▶ [Aim of the exercise] From the entries that follow, list every line in which the string "life" appears.

[Stored data]
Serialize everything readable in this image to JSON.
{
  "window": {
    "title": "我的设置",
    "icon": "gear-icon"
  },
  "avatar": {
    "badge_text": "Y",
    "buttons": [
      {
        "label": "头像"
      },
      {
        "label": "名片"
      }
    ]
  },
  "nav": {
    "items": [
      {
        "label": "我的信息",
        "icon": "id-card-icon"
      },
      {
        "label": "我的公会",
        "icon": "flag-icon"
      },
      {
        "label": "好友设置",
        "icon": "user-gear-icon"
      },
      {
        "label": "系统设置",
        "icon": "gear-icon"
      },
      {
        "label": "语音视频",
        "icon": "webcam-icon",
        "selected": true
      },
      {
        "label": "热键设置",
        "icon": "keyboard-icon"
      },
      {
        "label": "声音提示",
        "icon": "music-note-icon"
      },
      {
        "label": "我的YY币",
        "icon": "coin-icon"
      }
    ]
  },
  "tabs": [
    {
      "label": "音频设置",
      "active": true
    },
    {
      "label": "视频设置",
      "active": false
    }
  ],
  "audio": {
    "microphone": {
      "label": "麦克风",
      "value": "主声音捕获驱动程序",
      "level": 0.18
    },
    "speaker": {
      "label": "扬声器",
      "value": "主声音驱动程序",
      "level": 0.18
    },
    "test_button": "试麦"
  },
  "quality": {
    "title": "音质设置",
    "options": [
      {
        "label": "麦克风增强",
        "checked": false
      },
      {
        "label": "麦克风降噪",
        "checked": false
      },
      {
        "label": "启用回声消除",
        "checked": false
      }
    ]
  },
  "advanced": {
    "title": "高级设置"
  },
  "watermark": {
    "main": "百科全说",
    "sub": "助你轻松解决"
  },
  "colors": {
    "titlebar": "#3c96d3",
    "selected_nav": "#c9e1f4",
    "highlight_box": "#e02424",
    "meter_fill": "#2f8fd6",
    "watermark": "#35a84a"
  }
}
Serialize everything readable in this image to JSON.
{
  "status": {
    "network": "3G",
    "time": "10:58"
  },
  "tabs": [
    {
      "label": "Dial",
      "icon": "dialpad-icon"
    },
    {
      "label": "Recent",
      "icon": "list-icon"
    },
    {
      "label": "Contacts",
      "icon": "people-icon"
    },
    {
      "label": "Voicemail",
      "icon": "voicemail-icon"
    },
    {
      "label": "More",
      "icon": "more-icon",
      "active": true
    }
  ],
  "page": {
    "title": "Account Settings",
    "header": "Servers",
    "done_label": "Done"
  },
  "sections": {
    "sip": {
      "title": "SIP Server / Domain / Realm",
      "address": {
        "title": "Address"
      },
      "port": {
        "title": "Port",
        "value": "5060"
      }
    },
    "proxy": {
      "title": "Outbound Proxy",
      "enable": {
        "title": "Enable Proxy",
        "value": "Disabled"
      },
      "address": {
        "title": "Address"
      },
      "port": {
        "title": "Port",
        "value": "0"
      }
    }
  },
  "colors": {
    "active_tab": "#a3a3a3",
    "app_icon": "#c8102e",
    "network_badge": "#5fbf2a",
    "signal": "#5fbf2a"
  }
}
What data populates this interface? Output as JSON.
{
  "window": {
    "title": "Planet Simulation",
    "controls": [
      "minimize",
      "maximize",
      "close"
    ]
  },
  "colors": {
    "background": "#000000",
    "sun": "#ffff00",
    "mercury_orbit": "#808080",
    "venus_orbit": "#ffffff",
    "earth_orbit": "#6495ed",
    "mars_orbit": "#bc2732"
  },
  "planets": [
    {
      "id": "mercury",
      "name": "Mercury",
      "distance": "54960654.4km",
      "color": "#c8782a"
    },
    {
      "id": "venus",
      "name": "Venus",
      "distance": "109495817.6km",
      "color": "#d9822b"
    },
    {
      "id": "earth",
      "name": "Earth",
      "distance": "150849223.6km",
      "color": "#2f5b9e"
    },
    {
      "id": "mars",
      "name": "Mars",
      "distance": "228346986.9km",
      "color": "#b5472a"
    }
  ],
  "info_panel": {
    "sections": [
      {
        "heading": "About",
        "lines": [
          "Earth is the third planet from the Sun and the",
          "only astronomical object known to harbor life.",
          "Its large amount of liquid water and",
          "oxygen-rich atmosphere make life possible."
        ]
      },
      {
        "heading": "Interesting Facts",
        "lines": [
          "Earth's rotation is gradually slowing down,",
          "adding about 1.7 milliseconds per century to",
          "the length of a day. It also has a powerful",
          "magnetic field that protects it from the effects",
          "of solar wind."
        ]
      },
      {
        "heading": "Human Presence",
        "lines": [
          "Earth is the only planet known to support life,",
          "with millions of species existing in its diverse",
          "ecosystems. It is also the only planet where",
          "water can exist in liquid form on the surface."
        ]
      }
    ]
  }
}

...

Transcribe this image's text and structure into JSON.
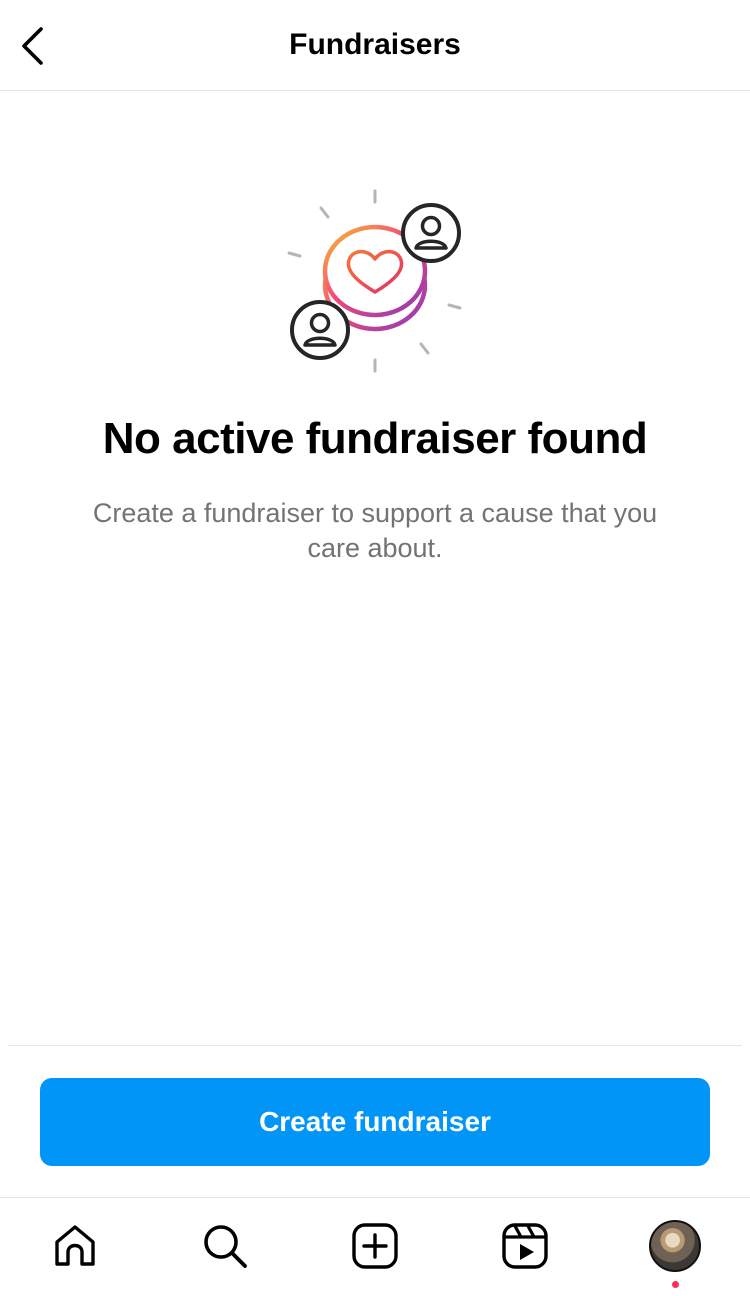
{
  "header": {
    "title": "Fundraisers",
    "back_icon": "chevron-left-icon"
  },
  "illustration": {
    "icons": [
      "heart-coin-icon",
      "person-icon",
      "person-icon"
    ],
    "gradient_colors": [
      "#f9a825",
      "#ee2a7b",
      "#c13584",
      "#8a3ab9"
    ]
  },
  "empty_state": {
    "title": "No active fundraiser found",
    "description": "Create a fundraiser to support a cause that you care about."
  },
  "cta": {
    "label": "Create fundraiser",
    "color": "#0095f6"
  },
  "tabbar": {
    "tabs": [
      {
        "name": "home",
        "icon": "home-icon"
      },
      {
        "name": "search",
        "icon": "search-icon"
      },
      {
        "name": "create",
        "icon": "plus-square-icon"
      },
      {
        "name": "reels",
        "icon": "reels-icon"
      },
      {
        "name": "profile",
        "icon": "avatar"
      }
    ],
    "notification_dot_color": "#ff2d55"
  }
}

▶ [Response]
          "only astronomical object known to harbor life.",
          "oxygen-rich atmosphere make life possible."
          "Earth is the only planet known to support life,",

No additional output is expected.